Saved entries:

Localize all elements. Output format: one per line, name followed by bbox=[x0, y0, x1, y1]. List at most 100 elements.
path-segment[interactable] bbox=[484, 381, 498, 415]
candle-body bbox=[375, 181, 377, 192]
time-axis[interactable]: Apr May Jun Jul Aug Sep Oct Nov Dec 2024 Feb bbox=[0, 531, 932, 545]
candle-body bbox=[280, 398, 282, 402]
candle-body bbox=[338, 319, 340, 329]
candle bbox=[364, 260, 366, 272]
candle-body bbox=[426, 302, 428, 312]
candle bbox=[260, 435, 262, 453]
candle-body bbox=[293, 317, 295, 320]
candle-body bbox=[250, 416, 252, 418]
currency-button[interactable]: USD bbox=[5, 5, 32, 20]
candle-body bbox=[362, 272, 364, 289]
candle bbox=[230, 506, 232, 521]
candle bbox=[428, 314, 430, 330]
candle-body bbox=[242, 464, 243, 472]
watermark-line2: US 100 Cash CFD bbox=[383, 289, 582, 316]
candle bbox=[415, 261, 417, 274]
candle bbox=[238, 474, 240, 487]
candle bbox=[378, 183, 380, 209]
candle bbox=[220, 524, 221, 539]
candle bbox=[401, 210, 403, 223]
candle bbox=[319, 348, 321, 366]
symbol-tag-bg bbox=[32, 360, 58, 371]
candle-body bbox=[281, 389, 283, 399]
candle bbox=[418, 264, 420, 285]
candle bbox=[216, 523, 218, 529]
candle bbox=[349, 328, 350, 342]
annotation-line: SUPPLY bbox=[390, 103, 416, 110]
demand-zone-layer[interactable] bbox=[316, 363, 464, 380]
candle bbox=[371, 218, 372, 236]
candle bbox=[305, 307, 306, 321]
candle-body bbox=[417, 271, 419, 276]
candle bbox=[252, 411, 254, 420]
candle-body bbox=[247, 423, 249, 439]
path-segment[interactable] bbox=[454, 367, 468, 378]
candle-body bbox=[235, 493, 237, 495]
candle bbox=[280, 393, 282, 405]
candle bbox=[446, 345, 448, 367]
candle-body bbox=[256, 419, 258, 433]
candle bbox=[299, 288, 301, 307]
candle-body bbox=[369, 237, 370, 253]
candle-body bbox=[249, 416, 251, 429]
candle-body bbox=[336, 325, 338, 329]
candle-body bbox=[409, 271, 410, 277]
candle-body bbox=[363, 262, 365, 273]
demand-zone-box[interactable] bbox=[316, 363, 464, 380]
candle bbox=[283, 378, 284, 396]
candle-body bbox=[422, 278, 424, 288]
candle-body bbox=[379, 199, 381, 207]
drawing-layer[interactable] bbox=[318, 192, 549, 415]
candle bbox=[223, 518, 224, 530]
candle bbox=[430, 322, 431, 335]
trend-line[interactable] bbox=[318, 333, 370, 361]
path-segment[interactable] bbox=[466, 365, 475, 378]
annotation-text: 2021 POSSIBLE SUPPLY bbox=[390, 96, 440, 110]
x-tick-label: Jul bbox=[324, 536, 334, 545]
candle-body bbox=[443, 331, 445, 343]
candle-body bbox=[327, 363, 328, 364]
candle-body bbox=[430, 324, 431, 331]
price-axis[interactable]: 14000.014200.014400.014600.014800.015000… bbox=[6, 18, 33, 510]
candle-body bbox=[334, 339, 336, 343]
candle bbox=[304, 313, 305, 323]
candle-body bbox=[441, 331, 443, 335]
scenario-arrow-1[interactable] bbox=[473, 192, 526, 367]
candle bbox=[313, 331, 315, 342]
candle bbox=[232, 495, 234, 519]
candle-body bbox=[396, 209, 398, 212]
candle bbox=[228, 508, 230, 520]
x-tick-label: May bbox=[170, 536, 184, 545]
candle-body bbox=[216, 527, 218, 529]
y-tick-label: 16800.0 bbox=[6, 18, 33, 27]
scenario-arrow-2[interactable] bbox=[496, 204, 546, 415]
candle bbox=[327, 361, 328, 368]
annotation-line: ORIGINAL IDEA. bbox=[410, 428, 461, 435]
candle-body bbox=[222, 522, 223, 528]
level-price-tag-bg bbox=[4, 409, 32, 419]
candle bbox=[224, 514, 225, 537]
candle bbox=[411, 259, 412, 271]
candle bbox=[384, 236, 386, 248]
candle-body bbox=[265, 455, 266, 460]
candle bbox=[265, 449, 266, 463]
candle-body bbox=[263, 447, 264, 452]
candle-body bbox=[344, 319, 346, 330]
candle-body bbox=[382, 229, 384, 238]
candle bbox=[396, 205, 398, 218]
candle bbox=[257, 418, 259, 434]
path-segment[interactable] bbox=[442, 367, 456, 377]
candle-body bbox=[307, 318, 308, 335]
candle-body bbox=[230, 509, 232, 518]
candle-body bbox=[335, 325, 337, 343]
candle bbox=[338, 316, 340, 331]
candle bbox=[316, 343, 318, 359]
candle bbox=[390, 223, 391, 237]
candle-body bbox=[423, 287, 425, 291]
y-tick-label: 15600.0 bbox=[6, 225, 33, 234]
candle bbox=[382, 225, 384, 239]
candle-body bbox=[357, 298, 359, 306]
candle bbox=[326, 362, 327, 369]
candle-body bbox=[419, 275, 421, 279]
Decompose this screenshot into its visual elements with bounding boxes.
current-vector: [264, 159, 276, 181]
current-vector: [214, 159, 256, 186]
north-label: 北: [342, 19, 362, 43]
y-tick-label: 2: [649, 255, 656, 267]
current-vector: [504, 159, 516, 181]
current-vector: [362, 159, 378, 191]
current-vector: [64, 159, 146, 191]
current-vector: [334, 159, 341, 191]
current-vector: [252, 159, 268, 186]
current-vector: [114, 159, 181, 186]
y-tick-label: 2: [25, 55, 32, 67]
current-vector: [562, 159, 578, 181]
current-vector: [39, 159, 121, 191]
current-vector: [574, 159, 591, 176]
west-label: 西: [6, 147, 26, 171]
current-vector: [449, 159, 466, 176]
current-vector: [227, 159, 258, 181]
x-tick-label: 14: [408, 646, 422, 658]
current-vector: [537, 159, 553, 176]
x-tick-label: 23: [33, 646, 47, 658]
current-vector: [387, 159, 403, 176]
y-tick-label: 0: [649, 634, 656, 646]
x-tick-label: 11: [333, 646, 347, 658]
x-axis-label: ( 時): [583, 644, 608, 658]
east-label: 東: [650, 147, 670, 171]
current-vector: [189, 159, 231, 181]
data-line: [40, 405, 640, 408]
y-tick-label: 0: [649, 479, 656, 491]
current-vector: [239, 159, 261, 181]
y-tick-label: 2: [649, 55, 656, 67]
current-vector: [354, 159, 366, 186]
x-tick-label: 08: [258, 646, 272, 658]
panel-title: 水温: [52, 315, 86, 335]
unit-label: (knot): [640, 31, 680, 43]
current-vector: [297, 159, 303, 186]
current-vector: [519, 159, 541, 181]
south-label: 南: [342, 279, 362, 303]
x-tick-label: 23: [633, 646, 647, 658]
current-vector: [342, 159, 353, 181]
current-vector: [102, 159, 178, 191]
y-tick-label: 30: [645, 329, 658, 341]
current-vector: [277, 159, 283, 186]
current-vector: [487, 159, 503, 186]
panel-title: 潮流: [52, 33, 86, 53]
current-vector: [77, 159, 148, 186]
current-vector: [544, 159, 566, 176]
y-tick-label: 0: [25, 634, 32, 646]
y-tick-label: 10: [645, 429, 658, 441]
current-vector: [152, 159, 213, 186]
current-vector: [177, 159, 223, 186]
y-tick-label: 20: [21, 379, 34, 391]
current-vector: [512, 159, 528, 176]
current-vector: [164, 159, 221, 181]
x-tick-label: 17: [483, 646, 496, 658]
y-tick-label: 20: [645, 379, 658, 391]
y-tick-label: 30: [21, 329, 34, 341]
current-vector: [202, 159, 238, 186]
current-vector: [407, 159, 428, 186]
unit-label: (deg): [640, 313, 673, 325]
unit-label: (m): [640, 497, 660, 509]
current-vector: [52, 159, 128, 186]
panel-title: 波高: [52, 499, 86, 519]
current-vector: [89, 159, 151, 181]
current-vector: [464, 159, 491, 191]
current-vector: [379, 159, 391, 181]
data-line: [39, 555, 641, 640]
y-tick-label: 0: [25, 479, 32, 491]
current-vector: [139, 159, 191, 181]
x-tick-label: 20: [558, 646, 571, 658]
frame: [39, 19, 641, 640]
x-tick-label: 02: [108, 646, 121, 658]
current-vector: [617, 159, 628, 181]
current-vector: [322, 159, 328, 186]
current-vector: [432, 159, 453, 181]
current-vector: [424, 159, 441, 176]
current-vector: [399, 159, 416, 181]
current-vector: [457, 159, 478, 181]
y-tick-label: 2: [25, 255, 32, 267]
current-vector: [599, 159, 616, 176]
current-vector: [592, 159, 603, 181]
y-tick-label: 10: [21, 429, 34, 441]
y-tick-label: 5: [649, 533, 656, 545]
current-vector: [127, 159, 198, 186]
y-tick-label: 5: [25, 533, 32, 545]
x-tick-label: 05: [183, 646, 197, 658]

Set exercise – Copy verbatim the part of the listing that runs from its first line through the line containing "candle-body bbox=[293, 317, 295, 320]", including both ends.

Written solution –
Localize all elements. Output format: one per line, name followed by bbox=[x0, y0, x1, y1]. List at most 100 elements.
path-segment[interactable] bbox=[484, 381, 498, 415]
candle-body bbox=[375, 181, 377, 192]
time-axis[interactable]: Apr May Jun Jul Aug Sep Oct Nov Dec 2024 Feb bbox=[0, 531, 932, 545]
candle-body bbox=[280, 398, 282, 402]
candle-body bbox=[338, 319, 340, 329]
candle bbox=[364, 260, 366, 272]
candle-body bbox=[426, 302, 428, 312]
candle bbox=[260, 435, 262, 453]
candle-body bbox=[293, 317, 295, 320]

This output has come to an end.